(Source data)
◇ ◇ ◇ ◇
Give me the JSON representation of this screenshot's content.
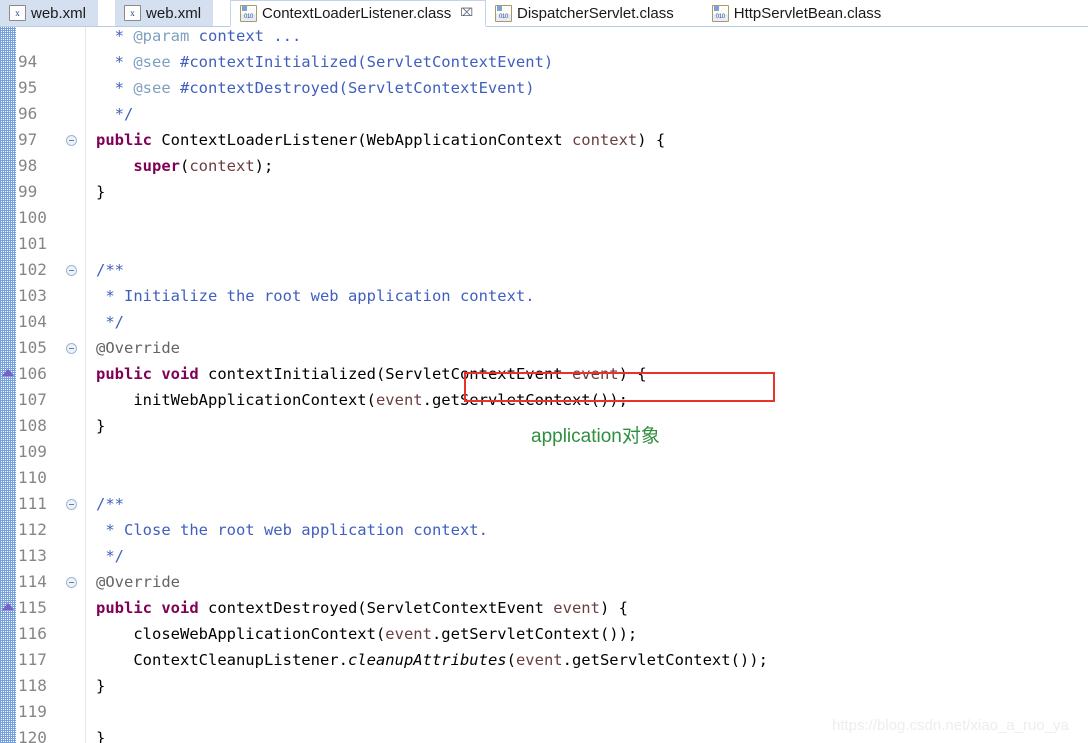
{
  "tabbar": {
    "tabs": [
      {
        "label": "web.xml",
        "icon": "xml-file-icon",
        "state": "inactive",
        "closable": false
      },
      {
        "label": "web.xml",
        "icon": "xml-file-icon",
        "state": "inactive",
        "closable": false
      },
      {
        "label": "ContextLoaderListener.class",
        "icon": "class-file-icon",
        "state": "active",
        "closable": true,
        "close_glyph": "⌧"
      },
      {
        "label": "DispatcherServlet.class",
        "icon": "class-file-icon",
        "state": "plain",
        "closable": false
      },
      {
        "label": "HttpServletBean.class",
        "icon": "class-file-icon",
        "state": "plain",
        "closable": false
      }
    ],
    "xml_icon_glyph": "x",
    "class_icon_bits": "010"
  },
  "editor": {
    "first_visible_line": 94,
    "last_visible_line": 120,
    "lines": [
      {
        "num": "",
        "fold": false,
        "override": false,
        "partial": true,
        "tokens": [
          {
            "t": "  * ",
            "c": "doc"
          },
          {
            "t": "@param",
            "c": "doctag"
          },
          {
            "t": " context ...",
            "c": "doc"
          }
        ]
      },
      {
        "num": "94",
        "fold": false,
        "override": false,
        "tokens": [
          {
            "t": "  * ",
            "c": "doc"
          },
          {
            "t": "@see",
            "c": "doctag"
          },
          {
            "t": " #contextInitialized(ServletContextEvent)",
            "c": "doc"
          }
        ]
      },
      {
        "num": "95",
        "fold": false,
        "override": false,
        "tokens": [
          {
            "t": "  * ",
            "c": "doc"
          },
          {
            "t": "@see",
            "c": "doctag"
          },
          {
            "t": " #contextDestroyed(ServletContextEvent)",
            "c": "doc"
          }
        ]
      },
      {
        "num": "96",
        "fold": false,
        "override": false,
        "tokens": [
          {
            "t": "  */",
            "c": "doc"
          }
        ]
      },
      {
        "num": "97",
        "fold": true,
        "override": false,
        "tokens": [
          {
            "t": "public",
            "c": "kw"
          },
          {
            "t": " ContextLoaderListener(WebApplicationContext ",
            "c": "pl"
          },
          {
            "t": "context",
            "c": "param"
          },
          {
            "t": ") {",
            "c": "pl"
          }
        ]
      },
      {
        "num": "98",
        "fold": false,
        "override": false,
        "tokens": [
          {
            "t": "    ",
            "c": "pl"
          },
          {
            "t": "super",
            "c": "kw"
          },
          {
            "t": "(",
            "c": "pl"
          },
          {
            "t": "context",
            "c": "param"
          },
          {
            "t": ");",
            "c": "pl"
          }
        ]
      },
      {
        "num": "99",
        "fold": false,
        "override": false,
        "tokens": [
          {
            "t": "}",
            "c": "pl"
          }
        ]
      },
      {
        "num": "100",
        "fold": false,
        "override": false,
        "tokens": []
      },
      {
        "num": "101",
        "fold": false,
        "override": false,
        "tokens": []
      },
      {
        "num": "102",
        "fold": true,
        "override": false,
        "tokens": [
          {
            "t": "/**",
            "c": "doc"
          }
        ]
      },
      {
        "num": "103",
        "fold": false,
        "override": false,
        "tokens": [
          {
            "t": " * Initialize the root web application context.",
            "c": "doc"
          }
        ]
      },
      {
        "num": "104",
        "fold": false,
        "override": false,
        "tokens": [
          {
            "t": " */",
            "c": "doc"
          }
        ]
      },
      {
        "num": "105",
        "fold": true,
        "override": false,
        "tokens": [
          {
            "t": "@Override",
            "c": "ann"
          }
        ]
      },
      {
        "num": "106",
        "fold": false,
        "override": true,
        "tokens": [
          {
            "t": "public",
            "c": "kw"
          },
          {
            "t": " ",
            "c": "pl"
          },
          {
            "t": "void",
            "c": "kw"
          },
          {
            "t": " contextInitialized(ServletContextEvent ",
            "c": "pl"
          },
          {
            "t": "event",
            "c": "param"
          },
          {
            "t": ") {",
            "c": "pl"
          }
        ]
      },
      {
        "num": "107",
        "fold": false,
        "override": false,
        "tokens": [
          {
            "t": "    initWebApplicationContext(",
            "c": "pl"
          },
          {
            "t": "event",
            "c": "param"
          },
          {
            "t": ".getServletContext());",
            "c": "pl"
          }
        ]
      },
      {
        "num": "108",
        "fold": false,
        "override": false,
        "tokens": [
          {
            "t": "}",
            "c": "pl"
          }
        ]
      },
      {
        "num": "109",
        "fold": false,
        "override": false,
        "tokens": []
      },
      {
        "num": "110",
        "fold": false,
        "override": false,
        "tokens": []
      },
      {
        "num": "111",
        "fold": true,
        "override": false,
        "tokens": [
          {
            "t": "/**",
            "c": "doc"
          }
        ]
      },
      {
        "num": "112",
        "fold": false,
        "override": false,
        "tokens": [
          {
            "t": " * Close the root web application context.",
            "c": "doc"
          }
        ]
      },
      {
        "num": "113",
        "fold": false,
        "override": false,
        "tokens": [
          {
            "t": " */",
            "c": "doc"
          }
        ]
      },
      {
        "num": "114",
        "fold": true,
        "override": false,
        "tokens": [
          {
            "t": "@Override",
            "c": "ann"
          }
        ]
      },
      {
        "num": "115",
        "fold": false,
        "override": true,
        "tokens": [
          {
            "t": "public",
            "c": "kw"
          },
          {
            "t": " ",
            "c": "pl"
          },
          {
            "t": "void",
            "c": "kw"
          },
          {
            "t": " contextDestroyed(ServletContextEvent ",
            "c": "pl"
          },
          {
            "t": "event",
            "c": "param"
          },
          {
            "t": ") {",
            "c": "pl"
          }
        ]
      },
      {
        "num": "116",
        "fold": false,
        "override": false,
        "tokens": [
          {
            "t": "    closeWebApplicationContext(",
            "c": "pl"
          },
          {
            "t": "event",
            "c": "param"
          },
          {
            "t": ".getServletContext());",
            "c": "pl"
          }
        ]
      },
      {
        "num": "117",
        "fold": false,
        "override": false,
        "tokens": [
          {
            "t": "    ContextCleanupListener.",
            "c": "pl"
          },
          {
            "t": "cleanupAttributes",
            "c": "stat"
          },
          {
            "t": "(",
            "c": "pl"
          },
          {
            "t": "event",
            "c": "param"
          },
          {
            "t": ".getServletContext());",
            "c": "pl"
          }
        ]
      },
      {
        "num": "118",
        "fold": false,
        "override": false,
        "tokens": [
          {
            "t": "}",
            "c": "pl"
          }
        ]
      },
      {
        "num": "119",
        "fold": false,
        "override": false,
        "tokens": []
      },
      {
        "num": "120",
        "fold": false,
        "override": false,
        "tokens": [
          {
            "t": "}",
            "c": "pl"
          }
        ]
      }
    ]
  },
  "annotations": {
    "highlight_box": {
      "label": "event.getServletContext()",
      "color": "#e8322a"
    },
    "note": {
      "text": "application对象",
      "color": "#2f8f3f"
    }
  },
  "watermark": {
    "text": "https://blog.csdn.net/xiao_a_ruo_ya"
  },
  "colors": {
    "keyword": "#7f0055",
    "javadoc": "#3f5fbf",
    "javadoc_tag": "#7f9fbf",
    "annotation": "#646464",
    "parameter": "#6a3e3e",
    "line_number": "#868686",
    "tab_inactive_bg": "#d4dff0",
    "editor_bg": "#ffffff"
  }
}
◇ ◇ ◇ ◇
• [EXERCISE BRIEF]: Every line above that contains the word "contextInitialized" should be reported.

• [RESPONSE]:
            "t": " #contextInitialized(ServletContextEvent)",
            "t": " contextInitialized(ServletContextEvent ",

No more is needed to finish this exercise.